Track down each line that has the word "форме" and copy it.
[EXCERPTED DATA start]
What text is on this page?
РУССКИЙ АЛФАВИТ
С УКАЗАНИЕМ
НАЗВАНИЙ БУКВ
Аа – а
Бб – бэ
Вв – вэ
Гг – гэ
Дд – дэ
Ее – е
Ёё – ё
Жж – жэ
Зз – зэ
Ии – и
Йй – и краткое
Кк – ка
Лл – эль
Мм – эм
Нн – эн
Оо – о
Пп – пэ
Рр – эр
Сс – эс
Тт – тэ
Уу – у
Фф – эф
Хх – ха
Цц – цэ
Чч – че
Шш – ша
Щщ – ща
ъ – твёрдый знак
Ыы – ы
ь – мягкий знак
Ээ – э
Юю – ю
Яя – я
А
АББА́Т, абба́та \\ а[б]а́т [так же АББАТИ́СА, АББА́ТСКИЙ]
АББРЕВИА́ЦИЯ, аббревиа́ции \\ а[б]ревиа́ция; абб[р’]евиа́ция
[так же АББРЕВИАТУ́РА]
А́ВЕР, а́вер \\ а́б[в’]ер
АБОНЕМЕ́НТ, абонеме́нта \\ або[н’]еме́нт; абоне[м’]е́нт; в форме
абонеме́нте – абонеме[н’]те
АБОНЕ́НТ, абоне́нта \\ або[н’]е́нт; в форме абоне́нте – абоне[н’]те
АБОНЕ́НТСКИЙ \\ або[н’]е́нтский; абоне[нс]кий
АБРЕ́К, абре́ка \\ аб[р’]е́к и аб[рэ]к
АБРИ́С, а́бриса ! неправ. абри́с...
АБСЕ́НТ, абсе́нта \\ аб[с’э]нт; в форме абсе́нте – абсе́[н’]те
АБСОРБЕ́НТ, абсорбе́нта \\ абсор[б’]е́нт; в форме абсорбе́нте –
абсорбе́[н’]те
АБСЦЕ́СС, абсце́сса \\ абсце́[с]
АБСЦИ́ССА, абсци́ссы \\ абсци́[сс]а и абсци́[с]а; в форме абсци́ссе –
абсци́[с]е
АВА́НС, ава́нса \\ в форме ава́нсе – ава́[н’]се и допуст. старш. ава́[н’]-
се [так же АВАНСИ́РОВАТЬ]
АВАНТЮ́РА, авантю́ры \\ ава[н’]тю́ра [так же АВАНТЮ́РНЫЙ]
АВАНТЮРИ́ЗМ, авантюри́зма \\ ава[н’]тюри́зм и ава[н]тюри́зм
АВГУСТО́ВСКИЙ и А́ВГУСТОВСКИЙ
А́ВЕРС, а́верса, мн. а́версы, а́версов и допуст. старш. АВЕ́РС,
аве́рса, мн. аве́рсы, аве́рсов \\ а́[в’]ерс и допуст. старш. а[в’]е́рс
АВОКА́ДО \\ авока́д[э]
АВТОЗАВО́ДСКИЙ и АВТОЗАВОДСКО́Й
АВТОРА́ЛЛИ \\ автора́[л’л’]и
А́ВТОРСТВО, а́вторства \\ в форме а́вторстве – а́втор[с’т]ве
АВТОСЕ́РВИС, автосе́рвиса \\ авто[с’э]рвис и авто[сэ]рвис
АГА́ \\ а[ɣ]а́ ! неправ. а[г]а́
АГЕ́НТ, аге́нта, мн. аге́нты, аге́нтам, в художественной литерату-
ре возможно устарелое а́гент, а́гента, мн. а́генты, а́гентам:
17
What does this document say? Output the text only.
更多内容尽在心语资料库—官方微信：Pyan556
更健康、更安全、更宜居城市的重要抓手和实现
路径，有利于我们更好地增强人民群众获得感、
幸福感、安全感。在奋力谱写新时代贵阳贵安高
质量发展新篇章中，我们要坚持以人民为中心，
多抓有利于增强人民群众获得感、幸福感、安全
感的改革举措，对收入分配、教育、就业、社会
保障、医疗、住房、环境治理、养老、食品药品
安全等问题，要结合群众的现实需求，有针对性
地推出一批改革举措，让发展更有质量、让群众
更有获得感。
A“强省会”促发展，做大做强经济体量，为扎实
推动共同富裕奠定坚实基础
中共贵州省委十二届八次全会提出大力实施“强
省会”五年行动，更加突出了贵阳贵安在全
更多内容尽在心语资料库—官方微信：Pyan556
[EXCERPTED DATA end]
__RESPONSE TO THE EXERCISE__:
АБОНЕМЕ́НТ, абонеме́нта \\ або[н’]еме́нт; абоне[м’]е́нт; в форме
АБОНЕ́НТ, абоне́нта \\ або[н’]е́нт; в форме абоне́нте – абоне[н’]те
АБСЕ́НТ, абсе́нта \\ аб[с’э]нт; в форме абсе́нте – абсе́[н’]те
АБСОРБЕ́НТ, абсорбе́нта \\ абсор[б’]е́нт; в форме абсорбе́нте –
АБСЦИ́ССА, абсци́ссы \\ абсци́[сс]а и абсци́[с]а; в форме абсци́ссе –
АВА́НС, ава́нса \\ в форме ава́нсе – ава́[н’]се и допуст. старш. ава́[н’]-
А́ВТОРСТВО, а́вторства \\ в форме а́вторстве – а́втор[с’т]ве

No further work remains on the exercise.